Exercise requirements:
Select the lines that contain "issues" and copy each of them.

Supplied data:
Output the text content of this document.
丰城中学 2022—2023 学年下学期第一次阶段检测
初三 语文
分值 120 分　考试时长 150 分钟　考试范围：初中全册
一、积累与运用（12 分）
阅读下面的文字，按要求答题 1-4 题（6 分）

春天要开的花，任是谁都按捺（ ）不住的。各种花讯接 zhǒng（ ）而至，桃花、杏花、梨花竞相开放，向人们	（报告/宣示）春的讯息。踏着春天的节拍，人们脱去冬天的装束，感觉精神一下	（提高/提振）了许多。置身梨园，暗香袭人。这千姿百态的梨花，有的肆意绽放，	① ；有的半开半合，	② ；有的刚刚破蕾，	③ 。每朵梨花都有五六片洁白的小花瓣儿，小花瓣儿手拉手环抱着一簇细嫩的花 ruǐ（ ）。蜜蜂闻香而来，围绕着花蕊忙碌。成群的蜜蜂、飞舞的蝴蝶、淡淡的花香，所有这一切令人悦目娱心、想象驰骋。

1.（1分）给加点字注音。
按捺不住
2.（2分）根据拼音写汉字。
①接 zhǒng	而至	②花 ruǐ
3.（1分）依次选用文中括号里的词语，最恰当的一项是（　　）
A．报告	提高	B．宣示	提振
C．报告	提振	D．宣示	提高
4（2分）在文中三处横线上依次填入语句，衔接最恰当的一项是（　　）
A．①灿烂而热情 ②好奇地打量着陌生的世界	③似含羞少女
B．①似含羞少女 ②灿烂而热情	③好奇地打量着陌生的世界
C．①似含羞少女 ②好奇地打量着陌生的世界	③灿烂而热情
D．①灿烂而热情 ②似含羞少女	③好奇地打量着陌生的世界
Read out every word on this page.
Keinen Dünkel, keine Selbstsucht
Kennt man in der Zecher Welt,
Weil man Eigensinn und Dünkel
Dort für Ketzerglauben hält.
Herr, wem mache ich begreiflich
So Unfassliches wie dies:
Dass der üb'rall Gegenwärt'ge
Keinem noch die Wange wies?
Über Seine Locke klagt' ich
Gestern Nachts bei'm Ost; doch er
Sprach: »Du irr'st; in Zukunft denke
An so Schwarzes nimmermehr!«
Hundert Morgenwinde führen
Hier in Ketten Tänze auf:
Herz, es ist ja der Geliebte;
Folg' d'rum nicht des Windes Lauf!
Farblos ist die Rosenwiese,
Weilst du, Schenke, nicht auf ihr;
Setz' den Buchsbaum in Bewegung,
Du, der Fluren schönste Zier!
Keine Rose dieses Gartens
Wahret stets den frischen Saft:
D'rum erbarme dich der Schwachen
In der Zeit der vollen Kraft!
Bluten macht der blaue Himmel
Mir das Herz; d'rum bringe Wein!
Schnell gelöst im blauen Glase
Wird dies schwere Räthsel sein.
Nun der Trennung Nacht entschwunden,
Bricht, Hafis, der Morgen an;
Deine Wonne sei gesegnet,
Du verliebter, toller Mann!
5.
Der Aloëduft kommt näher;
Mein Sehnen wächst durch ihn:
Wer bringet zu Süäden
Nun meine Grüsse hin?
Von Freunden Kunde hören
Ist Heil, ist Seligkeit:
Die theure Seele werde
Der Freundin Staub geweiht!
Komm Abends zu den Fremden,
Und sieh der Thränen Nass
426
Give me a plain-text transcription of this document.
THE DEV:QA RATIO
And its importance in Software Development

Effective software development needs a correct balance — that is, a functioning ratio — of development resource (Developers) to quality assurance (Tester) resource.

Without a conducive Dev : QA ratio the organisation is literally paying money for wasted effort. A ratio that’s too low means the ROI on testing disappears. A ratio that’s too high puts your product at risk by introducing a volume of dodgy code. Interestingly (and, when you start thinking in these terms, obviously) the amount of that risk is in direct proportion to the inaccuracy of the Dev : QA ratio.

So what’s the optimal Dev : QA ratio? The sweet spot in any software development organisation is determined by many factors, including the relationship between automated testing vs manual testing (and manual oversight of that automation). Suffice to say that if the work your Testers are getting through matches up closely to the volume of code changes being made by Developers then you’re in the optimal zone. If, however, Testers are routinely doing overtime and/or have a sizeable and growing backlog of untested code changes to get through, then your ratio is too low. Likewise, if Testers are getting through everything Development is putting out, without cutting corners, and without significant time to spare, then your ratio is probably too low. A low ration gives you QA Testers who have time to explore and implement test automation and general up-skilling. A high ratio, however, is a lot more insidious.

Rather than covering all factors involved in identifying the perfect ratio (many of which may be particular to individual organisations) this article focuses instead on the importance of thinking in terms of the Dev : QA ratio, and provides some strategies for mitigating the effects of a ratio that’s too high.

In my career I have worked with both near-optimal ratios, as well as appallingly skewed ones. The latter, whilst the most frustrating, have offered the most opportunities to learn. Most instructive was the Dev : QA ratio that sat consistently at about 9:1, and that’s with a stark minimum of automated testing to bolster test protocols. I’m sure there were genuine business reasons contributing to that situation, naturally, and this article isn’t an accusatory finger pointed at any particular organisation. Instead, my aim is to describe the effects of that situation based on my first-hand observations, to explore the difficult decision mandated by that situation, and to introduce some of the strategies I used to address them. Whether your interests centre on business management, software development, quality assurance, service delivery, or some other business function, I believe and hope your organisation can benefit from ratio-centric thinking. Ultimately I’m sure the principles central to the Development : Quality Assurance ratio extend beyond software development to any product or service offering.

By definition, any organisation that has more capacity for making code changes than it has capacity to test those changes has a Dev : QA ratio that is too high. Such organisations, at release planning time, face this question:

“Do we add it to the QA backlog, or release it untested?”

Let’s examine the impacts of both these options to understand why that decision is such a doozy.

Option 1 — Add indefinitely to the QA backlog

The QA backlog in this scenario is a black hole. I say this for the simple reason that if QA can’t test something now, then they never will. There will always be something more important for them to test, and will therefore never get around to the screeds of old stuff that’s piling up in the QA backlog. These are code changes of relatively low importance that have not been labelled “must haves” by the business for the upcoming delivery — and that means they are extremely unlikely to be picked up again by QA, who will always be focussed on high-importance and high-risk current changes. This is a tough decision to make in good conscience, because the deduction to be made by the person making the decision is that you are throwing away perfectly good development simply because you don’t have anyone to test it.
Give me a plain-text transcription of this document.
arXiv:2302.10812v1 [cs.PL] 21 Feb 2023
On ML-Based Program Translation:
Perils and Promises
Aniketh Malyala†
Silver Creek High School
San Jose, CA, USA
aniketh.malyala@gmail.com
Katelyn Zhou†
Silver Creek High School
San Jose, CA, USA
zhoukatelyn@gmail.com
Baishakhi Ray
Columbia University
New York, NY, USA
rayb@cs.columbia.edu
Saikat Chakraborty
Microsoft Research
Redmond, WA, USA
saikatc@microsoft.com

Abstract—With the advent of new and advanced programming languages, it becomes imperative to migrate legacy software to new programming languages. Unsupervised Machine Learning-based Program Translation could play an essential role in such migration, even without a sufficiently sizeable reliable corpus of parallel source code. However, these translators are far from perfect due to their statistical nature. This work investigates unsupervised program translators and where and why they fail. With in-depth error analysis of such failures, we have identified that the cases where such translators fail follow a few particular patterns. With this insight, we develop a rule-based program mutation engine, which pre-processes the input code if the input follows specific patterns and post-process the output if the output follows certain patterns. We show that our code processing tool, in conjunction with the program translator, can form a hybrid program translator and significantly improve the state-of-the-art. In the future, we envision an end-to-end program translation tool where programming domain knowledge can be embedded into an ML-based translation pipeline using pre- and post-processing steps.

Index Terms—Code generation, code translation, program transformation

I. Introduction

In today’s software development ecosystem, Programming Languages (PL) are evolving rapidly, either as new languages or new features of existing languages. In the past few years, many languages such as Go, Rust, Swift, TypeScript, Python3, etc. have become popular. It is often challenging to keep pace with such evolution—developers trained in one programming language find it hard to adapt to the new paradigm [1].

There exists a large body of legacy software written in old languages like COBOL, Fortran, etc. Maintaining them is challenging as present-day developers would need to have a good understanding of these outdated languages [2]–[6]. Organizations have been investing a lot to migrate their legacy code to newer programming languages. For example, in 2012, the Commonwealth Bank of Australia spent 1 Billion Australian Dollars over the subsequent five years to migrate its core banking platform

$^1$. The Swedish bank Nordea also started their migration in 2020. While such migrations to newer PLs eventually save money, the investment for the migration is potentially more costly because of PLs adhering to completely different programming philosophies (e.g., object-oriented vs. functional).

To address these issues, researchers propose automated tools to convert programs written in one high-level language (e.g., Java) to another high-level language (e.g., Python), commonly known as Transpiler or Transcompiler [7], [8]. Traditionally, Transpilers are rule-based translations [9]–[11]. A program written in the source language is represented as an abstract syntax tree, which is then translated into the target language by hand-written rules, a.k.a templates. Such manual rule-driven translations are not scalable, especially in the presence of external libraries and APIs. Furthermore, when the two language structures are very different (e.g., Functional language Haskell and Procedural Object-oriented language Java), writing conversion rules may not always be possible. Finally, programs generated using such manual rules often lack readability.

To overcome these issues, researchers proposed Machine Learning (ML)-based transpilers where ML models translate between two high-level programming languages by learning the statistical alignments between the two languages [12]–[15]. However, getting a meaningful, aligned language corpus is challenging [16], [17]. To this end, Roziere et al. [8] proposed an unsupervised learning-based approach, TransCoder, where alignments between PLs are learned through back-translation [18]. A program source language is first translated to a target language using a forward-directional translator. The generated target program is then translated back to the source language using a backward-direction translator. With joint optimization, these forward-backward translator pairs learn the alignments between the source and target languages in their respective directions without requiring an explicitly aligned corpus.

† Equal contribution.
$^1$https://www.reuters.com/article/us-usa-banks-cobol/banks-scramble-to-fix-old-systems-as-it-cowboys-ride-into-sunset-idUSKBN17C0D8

Response to the task:
To address these issues, researchers propose automated tools to convert programs written in one high-level language (e.g., Java) to another high-level language (e.g., Python), commonly known as Transpiler or Transcompiler [7], [8]. Traditionally, Transpilers are rule-based translations [9]–[11]. A program written in the source language is represented as an abstract syntax tree, which is then translated into the target language by hand-written rules, a.k.a templates. Such manual rule-driven translations are not scalable, especially in the presence of external libraries and APIs. Furthermore, when the two language structures are very different (e.g., Functional language Haskell and Procedural Object-oriented language Java), writing conversion rules may not always be possible. Finally, programs generated using such manual rules often lack readability.
To overcome these issues, researchers proposed Machine Learning (ML)-based transpilers where ML models translate between two high-level programming languages by learning the statistical alignments between the two languages [12]–[15]. However, getting a meaningful, aligned language corpus is challenging [16], [17]. To this end, Roziere et al. [8] proposed an unsupervised learning-based approach, TransCoder, where alignments between PLs are learned through back-translation [18]. A program source language is first translated to a target language using a forward-directional translator. The generated target program is then translated back to the source language using a backward-direction translator. With joint optimization, these forward-backward translator pairs learn the alignments between the source and target languages in their respective directions without requiring an explicitly aligned corpus.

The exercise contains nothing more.